* Begin *

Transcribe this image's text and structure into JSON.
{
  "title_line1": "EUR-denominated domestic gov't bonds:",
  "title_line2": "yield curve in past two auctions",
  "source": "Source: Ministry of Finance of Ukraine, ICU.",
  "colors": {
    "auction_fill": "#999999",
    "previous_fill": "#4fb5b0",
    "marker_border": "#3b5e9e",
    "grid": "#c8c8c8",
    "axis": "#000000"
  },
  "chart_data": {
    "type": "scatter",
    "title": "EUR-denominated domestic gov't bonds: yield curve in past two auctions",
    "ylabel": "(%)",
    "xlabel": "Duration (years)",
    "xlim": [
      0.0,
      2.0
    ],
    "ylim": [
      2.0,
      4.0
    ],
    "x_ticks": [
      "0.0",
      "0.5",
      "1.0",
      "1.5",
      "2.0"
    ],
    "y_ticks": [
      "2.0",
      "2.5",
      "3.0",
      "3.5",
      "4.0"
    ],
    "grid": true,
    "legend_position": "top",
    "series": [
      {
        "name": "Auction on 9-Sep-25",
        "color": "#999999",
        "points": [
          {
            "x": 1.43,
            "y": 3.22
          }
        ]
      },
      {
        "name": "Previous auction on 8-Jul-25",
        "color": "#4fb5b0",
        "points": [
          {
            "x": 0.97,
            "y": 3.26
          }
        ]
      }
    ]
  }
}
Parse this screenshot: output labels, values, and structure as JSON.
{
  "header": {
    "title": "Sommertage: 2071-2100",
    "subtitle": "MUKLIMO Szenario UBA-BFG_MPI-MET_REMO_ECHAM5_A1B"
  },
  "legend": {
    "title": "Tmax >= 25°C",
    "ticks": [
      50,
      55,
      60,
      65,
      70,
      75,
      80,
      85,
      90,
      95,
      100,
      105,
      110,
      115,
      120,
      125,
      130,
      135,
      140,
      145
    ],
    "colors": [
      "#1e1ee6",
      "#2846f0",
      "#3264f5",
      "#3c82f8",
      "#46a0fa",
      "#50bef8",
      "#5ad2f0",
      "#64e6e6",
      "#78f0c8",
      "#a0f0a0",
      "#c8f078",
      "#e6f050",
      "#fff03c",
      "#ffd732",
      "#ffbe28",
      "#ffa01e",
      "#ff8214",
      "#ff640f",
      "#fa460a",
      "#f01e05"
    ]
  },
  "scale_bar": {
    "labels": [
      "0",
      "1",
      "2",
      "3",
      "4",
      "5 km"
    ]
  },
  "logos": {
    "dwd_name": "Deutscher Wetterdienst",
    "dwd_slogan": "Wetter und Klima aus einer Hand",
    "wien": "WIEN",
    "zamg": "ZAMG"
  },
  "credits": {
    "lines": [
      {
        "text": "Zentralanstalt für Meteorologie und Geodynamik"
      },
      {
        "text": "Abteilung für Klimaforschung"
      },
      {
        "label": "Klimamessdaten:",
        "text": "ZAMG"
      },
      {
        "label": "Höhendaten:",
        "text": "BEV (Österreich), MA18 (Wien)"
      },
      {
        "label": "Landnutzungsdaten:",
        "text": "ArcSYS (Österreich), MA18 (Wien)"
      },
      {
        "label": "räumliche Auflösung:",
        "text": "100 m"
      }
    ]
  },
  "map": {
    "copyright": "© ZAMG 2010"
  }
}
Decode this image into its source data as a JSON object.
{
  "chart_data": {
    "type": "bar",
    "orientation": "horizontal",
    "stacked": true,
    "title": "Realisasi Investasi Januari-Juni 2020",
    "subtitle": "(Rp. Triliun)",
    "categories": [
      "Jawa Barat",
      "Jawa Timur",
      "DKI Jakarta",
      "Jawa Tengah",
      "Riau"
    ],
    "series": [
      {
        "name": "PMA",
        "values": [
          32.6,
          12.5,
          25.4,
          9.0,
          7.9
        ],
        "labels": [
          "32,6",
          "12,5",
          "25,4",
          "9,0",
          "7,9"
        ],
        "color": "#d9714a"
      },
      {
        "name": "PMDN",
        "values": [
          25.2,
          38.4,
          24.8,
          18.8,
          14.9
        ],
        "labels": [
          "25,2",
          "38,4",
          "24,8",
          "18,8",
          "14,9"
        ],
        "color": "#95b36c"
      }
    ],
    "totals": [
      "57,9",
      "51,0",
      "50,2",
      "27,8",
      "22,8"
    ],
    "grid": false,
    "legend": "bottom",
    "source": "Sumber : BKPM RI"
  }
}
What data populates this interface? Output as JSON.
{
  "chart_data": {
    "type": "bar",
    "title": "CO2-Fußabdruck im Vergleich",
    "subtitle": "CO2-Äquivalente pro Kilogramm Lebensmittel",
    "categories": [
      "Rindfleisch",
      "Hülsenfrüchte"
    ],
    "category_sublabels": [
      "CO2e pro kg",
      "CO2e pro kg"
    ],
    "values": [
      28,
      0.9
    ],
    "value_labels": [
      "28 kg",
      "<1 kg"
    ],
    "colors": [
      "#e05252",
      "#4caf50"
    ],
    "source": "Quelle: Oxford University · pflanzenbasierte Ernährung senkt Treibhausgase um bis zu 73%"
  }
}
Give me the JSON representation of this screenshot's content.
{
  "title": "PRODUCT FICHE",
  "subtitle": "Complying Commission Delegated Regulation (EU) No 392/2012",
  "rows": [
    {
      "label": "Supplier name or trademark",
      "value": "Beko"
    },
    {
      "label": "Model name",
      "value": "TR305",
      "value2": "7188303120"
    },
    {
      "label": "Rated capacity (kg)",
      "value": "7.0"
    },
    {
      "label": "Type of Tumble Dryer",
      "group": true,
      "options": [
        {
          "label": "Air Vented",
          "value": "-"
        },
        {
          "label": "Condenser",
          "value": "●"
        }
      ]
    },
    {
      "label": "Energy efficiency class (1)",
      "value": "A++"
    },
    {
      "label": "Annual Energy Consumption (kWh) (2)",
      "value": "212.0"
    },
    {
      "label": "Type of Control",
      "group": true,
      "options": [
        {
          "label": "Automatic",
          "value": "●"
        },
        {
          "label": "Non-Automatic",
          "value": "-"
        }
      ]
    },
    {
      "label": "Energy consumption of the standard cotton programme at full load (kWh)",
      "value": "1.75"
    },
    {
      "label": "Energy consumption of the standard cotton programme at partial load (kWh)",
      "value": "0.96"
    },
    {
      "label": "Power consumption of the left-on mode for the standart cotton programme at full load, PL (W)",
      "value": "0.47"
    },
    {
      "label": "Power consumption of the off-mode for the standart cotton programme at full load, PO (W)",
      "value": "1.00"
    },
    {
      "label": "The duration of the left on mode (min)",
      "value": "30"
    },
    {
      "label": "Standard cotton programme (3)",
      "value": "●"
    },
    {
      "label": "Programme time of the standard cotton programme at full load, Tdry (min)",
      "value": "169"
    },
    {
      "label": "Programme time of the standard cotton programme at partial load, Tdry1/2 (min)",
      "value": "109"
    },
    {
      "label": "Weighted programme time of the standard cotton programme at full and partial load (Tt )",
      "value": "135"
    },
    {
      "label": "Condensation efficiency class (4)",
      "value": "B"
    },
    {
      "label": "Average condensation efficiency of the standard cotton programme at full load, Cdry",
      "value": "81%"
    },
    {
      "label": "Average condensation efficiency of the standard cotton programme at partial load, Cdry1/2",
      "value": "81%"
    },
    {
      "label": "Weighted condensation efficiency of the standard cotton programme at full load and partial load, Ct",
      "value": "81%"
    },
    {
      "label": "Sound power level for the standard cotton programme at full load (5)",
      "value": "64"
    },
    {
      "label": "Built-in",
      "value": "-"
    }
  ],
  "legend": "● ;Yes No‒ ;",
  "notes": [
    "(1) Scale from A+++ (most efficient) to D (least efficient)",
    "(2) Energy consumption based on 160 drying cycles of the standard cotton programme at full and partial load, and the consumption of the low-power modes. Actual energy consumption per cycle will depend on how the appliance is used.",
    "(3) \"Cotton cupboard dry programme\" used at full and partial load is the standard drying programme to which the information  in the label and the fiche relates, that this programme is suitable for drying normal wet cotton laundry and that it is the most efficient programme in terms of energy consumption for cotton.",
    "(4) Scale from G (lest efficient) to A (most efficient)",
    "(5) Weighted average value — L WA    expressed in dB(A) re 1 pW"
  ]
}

* End *

TASK REQUIREMENTS
Scan the data for the word "ZAMG" and copy every line where it shows up.

THE RESULT
    "zamg": "ZAMG"
        "text": "ZAMG"
    "copyright": "© ZAMG 2010"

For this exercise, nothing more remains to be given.